**PROBLEM STATEMENT**
Write out the material exactly, leaving every picture behind.

[Stored entries]

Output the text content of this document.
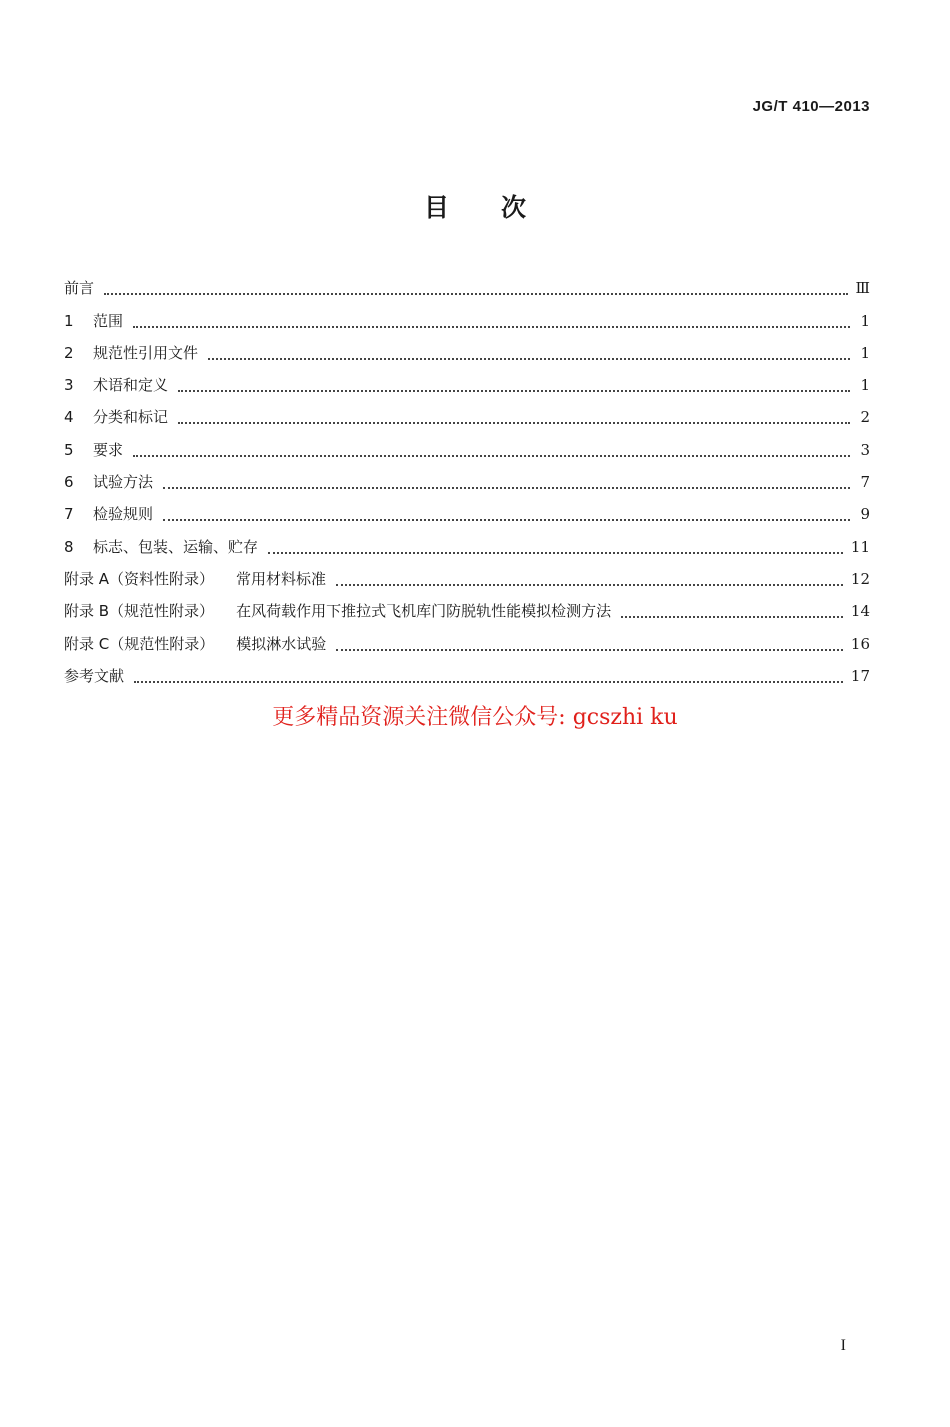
JG/T 410—2013
目次
前言	Ⅲ
1	范围	1
2	规范性引用文件	1
3	术语和定义	1
4	分类和标记	2
5	要求	3
6	试验方法	7
7	检验规则	9
8	标志、包装、运输、贮存	11
附录 A（资料性附录） 常用材料标准	12
附录 B（规范性附录） 在风荷载作用下推拉式飞机库门防脱轨性能模拟检测方法	14
附录 C（规范性附录） 模拟淋水试验	16
参考文献	17
更多精品资源关注微信公众号: gcszhi ku
I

**TASK OUTPUT**
Output the text content of this document.
JG/T 410—2013
目次
前言	Ⅲ
1	范围	1
2	规范性引用文件	1
3	术语和定义	1
4	分类和标记	2
5	要求	3
6	试验方法	7
7	检验规则	9
8	标志、包装、运输、贮存	11
附录 A（资料性附录） 常用材料标准	12
附录 B（规范性附录） 在风荷载作用下推拉式飞机库门防脱轨性能模拟检测方法	14
附录 C（规范性附录） 模拟淋水试验	16
参考文献	17
更多精品资源关注微信公众号: gcszhi ku
I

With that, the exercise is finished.